_Stated task_: Reproduce each record exactly.

(Saved data entries)
=====
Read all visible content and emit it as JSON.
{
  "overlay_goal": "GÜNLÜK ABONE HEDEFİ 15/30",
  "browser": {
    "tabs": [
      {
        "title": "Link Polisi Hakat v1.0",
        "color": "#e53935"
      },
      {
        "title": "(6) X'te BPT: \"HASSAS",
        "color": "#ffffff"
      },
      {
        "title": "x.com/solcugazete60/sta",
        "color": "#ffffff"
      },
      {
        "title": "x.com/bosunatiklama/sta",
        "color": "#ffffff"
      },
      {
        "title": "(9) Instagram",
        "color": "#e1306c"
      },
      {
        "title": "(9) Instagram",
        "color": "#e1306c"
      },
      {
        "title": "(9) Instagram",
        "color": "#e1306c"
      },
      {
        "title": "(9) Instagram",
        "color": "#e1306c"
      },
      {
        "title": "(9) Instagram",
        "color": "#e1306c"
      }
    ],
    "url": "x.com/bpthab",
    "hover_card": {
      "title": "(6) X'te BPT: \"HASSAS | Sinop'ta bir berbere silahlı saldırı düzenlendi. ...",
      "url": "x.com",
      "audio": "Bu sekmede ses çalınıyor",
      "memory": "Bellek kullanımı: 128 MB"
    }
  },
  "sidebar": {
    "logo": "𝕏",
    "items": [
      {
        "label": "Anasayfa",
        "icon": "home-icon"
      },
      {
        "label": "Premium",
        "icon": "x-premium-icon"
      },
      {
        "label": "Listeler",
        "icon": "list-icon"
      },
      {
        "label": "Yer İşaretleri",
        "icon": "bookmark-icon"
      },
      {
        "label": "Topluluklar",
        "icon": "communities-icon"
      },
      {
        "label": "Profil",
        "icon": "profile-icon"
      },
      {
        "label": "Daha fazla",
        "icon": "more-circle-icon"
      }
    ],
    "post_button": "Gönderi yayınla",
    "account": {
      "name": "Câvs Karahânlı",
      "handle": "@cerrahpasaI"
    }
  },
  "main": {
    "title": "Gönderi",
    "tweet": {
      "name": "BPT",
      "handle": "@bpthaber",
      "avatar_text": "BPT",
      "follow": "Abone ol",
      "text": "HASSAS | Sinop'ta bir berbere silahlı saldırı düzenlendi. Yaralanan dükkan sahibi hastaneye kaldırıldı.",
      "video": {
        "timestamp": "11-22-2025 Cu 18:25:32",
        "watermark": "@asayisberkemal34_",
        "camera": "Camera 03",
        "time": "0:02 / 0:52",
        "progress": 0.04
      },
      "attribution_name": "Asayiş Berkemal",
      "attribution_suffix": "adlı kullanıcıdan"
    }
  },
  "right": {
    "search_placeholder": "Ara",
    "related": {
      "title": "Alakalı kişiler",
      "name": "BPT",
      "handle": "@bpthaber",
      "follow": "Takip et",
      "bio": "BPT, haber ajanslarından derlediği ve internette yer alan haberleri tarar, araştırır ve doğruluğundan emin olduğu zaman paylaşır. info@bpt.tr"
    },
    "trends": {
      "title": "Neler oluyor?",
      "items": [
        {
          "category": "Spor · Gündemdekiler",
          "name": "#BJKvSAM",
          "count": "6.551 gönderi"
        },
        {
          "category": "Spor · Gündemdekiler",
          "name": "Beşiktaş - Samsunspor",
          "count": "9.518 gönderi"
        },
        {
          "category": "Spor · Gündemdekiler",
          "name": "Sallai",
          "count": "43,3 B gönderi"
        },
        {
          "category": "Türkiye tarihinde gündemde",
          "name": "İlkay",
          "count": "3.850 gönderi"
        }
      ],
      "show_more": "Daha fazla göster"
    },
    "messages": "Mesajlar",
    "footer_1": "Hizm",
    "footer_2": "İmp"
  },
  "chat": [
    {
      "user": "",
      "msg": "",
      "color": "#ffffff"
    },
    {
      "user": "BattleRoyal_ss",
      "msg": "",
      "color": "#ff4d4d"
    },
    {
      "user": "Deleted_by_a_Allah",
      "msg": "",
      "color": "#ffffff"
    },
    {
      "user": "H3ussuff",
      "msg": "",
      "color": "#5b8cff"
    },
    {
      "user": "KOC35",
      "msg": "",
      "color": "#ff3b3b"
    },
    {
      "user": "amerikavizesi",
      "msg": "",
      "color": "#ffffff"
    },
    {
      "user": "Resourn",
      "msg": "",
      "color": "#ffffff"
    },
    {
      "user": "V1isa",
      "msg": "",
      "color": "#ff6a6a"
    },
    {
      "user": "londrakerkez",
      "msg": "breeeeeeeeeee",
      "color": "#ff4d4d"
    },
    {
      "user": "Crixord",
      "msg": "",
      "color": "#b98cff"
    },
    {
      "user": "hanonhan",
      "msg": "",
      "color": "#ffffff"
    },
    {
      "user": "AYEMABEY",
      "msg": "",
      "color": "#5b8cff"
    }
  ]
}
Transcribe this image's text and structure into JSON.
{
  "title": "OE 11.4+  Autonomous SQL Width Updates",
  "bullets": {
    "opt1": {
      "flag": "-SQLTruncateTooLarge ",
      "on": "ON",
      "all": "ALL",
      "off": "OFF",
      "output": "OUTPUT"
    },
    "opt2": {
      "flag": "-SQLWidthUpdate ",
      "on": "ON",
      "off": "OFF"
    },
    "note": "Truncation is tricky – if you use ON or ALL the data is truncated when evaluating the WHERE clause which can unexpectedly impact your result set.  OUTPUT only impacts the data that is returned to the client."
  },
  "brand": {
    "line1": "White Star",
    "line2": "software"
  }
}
=====
_In response_:
Read all visible content and emit it as JSON.
{
  "overlay_goal": "GÜNLÜK ABONE HEDEFİ 15/30",
  "browser": {
    "tabs": [
      {
        "title": "Link Polisi Hakat v1.0",
        "color": "#e53935"
      },
      {
        "title": "(6) X'te BPT: \"HASSAS",
        "color": "#ffffff"
      },
      {
        "title": "x.com/solcugazete60/sta",
        "color": "#ffffff"
      },
      {
        "title": "x.com/bosunatiklama/sta",
        "color": "#ffffff"
      },
      {
        "title": "(9) Instagram",
        "color": "#e1306c"
      },
      {
        "title": "(9) Instagram",
        "color": "#e1306c"
      },
      {
        "title": "(9) Instagram",
        "color": "#e1306c"
      },
      {
        "title": "(9) Instagram",
        "color": "#e1306c"
      },
      {
        "title": "(9) Instagram",
        "color": "#e1306c"
      }
    ],
    "url": "x.com/bpthab",
    "hover_card": {
      "title": "(6) X'te BPT: \"HASSAS | Sinop'ta bir berbere silahlı saldırı düzenlendi. ...",
      "url": "x.com",
      "audio": "Bu sekmede ses çalınıyor",
      "memory": "Bellek kullanımı: 128 MB"
    }
  },
  "sidebar": {
    "logo": "𝕏",
    "items": [
      {
        "label": "Anasayfa",
        "icon": "home-icon"
      },
      {
        "label": "Premium",
        "icon": "x-premium-icon"
      },
      {
        "label": "Listeler",
        "icon": "list-icon"
      },
      {
        "label": "Yer İşaretleri",
        "icon": "bookmark-icon"
      },
      {
        "label": "Topluluklar",
        "icon": "communities-icon"
      },
      {
        "label": "Profil",
        "icon": "profile-icon"
      },
      {
        "label": "Daha fazla",
        "icon": "more-circle-icon"
      }
    ],
    "post_button": "Gönderi yayınla",
    "account": {
      "name": "Câvs Karahânlı",
      "handle": "@cerrahpasaI"
    }
  },
  "main": {
    "title": "Gönderi",
    "tweet": {
      "name": "BPT",
      "handle": "@bpthaber",
      "avatar_text": "BPT",
      "follow": "Abone ol",
      "text": "HASSAS | Sinop'ta bir berbere silahlı saldırı düzenlendi. Yaralanan dükkan sahibi hastaneye kaldırıldı.",
      "video": {
        "timestamp": "11-22-2025 Cu 18:25:32",
        "watermark": "@asayisberkemal34_",
        "camera": "Camera 03",
        "time": "0:02 / 0:52",
        "progress": 0.04
      },
      "attribution_name": "Asayiş Berkemal",
      "attribution_suffix": "adlı kullanıcıdan"
    }
  },
  "right": {
    "search_placeholder": "Ara",
    "related": {
      "title": "Alakalı kişiler",
      "name": "BPT",
      "handle": "@bpthaber",
      "follow": "Takip et",
      "bio": "BPT, haber ajanslarından derlediği ve internette yer alan haberleri tarar, araştırır ve doğruluğundan emin olduğu zaman paylaşır. info@bpt.tr"
    },
    "trends": {
      "title": "Neler oluyor?",
      "items": [
        {
          "category": "Spor · Gündemdekiler",
          "name": "#BJKvSAM",
          "count": "6.551 gönderi"
        },
        {
          "category": "Spor · Gündemdekiler",
          "name": "Beşiktaş - Samsunspor",
          "count": "9.518 gönderi"
        },
        {
          "category": "Spor · Gündemdekiler",
          "name": "Sallai",
          "count": "43,3 B gönderi"
        },
        {
          "category": "Türkiye tarihinde gündemde",
          "name": "İlkay",
          "count": "3.850 gönderi"
        }
      ],
      "show_more": "Daha fazla göster"
    },
    "messages": "Mesajlar",
    "footer_1": "Hizm",
    "footer_2": "İmp"
  },
  "chat": [
    {
      "user": "",
      "msg": "",
      "color": "#ffffff"
    },
    {
      "user": "BattleRoyal_ss",
      "msg": "",
      "color": "#ff4d4d"
    },
    {
      "user": "Deleted_by_a_Allah",
      "msg": "",
      "color": "#ffffff"
    },
    {
      "user": "H3ussuff",
      "msg": "",
      "color": "#5b8cff"
    },
    {
      "user": "KOC35",
      "msg": "",
      "color": "#ff3b3b"
    },
    {
      "user": "amerikavizesi",
      "msg": "",
      "color": "#ffffff"
    },
    {
      "user": "Resourn",
      "msg": "",
      "color": "#ffffff"
    },
    {
      "user": "V1isa",
      "msg": "",
      "color": "#ff6a6a"
    },
    {
      "user": "londrakerkez",
      "msg": "breeeeeeeeeee",
      "color": "#ff4d4d"
    },
    {
      "user": "Crixord",
      "msg": "",
      "color": "#b98cff"
    },
    {
      "user": "hanonhan",
      "msg": "",
      "color": "#ffffff"
    },
    {
      "user": "AYEMABEY",
      "msg": "",
      "color": "#5b8cff"
    }
  ]
}
Transcribe this image's text and structure into JSON.
{
  "title": "OE 11.4+  Autonomous SQL Width Updates",
  "bullets": {
    "opt1": {
      "flag": "-SQLTruncateTooLarge ",
      "on": "ON",
      "all": "ALL",
      "off": "OFF",
      "output": "OUTPUT"
    },
    "opt2": {
      "flag": "-SQLWidthUpdate ",
      "on": "ON",
      "off": "OFF"
    },
    "note": "Truncation is tricky – if you use ON or ALL the data is truncated when evaluating the WHERE clause which can unexpectedly impact your result set.  OUTPUT only impacts the data that is returned to the client."
  },
  "brand": {
    "line1": "White Star",
    "line2": "software"
  }
}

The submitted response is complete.